**PAGE EXCERPT**
..............................
Evans et al., (2004) NEJM 337:1412, suggest that high doses of inhaled steroids may be substituted by administration of a normal glucocorticoid dose, together with a low dose of theophylline for use in asthma. Patients were administered 400 μg of budesonide (the standard dose) together with 250 or 375 mg of theophylline, or 800 μg of budesonide plus placebo, twice daily. The plasma concentrations of theophylline that were achieved in this study ranged from 2.5 to 17.1 mg/l with a median value of 8.7 mg/l. The effects of these two treatment paradigms were similar suggesting that theophylline has dose sparing effects when given with a steroid. However, at the doses used, patients suffered from drug-related side effects, including gastrointestinal upsets, palpitations, sore throats and other side-effects associated with steroids and/or theophylline therapy. Moreover, the authors did not determine any effects of the drugs on inflammation. Similar studies investigating the potential interaction between inhaled steroids and oral theophylline have not been carried out in COPD patients
There is thus a need for a therapeutic regime for COPD which provides effective anti-inflammatory activity and avoids side-effects associated with existing therapies.
BRIEF DESCRIPTION OF THE INVENTION
The present inventors have determined that steroids and methylxanthine compounds, administered at doses which alone are not effective in treating inflammation induced by tobacco smoke (TS) in an animal model of COPD, when administered together have a synergistic effect and are able to markedly reduce inflammation in said models, by 50% or more in the tests set forth below. TS exposure is widely accepted to be the principal cause of COPD in human beings.
In a first aspect, therefore, there is provided the use of a methylxanthine compound and a steroid for combined use in the manufacture of a composition for the treatment of a chronic respiratory disease, wherein the methylxanthine compound is administered at a dose which, in isolation, is not effective in treating said respiratory disease, but together with the steroid is effective in reducing inflammation in the respiratory tract.
Preferably, the chronic disease is COPD. Advantageously, the chronic disease may include severe asthma and cystic fibrosis.
The invention recognises a synergistic activity between a methylxanthine compound and steroid drugs which results in an extremely high anti-inflammatory activity. This synergy is achieved using doses of the drugs which were ineffective when administered alone. The effect is not additive, but synergistic, in that two drugs having little or no effect can be administered simultaneously to obtain highly significant inhibition of the inflammatory response.
..............................
**EXCERPTED RECORDS**
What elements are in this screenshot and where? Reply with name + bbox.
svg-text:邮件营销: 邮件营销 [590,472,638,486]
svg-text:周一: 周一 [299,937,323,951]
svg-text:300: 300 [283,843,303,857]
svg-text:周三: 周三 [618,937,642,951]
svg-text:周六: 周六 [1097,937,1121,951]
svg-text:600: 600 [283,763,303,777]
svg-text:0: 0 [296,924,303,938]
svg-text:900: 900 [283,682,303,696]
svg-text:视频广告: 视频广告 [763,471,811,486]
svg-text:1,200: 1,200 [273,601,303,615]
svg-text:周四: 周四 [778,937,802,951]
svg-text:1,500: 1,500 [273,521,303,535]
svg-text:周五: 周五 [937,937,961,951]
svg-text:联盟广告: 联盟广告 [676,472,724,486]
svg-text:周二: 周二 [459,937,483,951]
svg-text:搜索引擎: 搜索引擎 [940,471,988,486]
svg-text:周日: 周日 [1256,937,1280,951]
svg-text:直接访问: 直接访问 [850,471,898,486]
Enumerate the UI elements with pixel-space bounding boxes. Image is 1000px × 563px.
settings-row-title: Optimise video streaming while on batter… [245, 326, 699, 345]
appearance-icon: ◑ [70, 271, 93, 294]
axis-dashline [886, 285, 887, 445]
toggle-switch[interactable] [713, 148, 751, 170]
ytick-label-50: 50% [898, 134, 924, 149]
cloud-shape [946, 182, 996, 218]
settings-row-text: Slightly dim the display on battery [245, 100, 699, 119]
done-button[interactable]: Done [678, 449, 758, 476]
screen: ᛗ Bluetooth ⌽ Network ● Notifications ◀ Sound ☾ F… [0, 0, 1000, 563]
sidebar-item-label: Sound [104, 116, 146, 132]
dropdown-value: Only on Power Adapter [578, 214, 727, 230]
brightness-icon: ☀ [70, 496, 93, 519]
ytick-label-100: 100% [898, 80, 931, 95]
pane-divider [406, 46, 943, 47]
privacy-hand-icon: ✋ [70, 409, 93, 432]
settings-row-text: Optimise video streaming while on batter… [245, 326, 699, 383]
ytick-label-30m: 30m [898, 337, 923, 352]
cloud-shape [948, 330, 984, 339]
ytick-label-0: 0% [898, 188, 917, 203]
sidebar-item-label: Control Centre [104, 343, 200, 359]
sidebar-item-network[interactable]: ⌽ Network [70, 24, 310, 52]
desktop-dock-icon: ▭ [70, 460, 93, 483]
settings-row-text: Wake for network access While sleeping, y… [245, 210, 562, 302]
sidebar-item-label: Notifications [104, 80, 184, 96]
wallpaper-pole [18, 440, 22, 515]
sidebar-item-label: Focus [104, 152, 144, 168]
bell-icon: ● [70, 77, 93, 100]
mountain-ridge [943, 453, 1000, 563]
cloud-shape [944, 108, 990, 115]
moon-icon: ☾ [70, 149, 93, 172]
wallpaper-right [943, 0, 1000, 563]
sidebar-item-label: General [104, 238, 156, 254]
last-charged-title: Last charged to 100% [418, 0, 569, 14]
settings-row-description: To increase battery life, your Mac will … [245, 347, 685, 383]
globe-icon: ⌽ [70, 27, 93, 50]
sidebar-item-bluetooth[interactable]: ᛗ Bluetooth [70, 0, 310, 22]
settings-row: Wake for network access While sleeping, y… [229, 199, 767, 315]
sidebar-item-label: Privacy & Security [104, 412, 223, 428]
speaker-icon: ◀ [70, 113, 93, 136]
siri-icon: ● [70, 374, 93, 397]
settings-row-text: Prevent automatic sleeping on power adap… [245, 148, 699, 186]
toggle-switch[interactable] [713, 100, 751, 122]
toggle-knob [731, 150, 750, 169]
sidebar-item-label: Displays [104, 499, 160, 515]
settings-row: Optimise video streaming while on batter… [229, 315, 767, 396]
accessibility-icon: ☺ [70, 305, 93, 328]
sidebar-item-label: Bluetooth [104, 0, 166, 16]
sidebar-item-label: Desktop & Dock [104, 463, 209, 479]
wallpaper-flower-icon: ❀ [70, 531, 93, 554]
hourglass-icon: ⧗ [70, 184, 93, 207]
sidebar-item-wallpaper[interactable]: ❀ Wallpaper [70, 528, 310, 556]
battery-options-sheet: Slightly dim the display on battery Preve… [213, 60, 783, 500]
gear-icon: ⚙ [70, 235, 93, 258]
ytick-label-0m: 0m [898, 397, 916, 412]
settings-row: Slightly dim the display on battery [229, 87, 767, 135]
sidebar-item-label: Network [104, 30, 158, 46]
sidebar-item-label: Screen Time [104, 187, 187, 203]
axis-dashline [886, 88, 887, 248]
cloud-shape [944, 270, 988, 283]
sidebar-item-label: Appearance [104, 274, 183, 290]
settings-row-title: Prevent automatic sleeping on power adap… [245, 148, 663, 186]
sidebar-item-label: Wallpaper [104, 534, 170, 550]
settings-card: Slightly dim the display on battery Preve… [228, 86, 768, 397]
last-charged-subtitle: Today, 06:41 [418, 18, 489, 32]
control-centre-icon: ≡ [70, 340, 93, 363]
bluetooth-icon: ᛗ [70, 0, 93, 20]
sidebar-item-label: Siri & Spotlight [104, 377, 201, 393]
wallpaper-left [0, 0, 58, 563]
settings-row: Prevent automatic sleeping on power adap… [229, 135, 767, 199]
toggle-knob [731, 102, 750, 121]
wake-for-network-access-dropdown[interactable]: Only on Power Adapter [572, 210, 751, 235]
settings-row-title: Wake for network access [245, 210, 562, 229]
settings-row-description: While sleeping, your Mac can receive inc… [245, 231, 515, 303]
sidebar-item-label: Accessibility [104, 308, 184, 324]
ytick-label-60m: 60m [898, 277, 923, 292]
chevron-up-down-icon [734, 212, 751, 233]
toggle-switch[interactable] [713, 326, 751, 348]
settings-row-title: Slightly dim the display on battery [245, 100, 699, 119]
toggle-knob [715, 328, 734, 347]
..............................
**REQUIREMENT**
Copy the passage on steroid and methylxanthine therapy word for word, from "BRIEF DESCRIPTION OF" up to and including "in human beings.".

**RESULT OF THIS EXERCISE**
BRIEF DESCRIPTION OF THE INVENTION
The present inventors have determined that steroids and methylxanthine compounds, administered at doses which alone are not effective in treating inflammation induced by tobacco smoke (TS) in an animal model of COPD, when administered together have a synergistic effect and are able to markedly reduce inflammation in said models, by 50% or more in the tests set forth below. TS exposure is widely accepted to be the principal cause of COPD in human beings.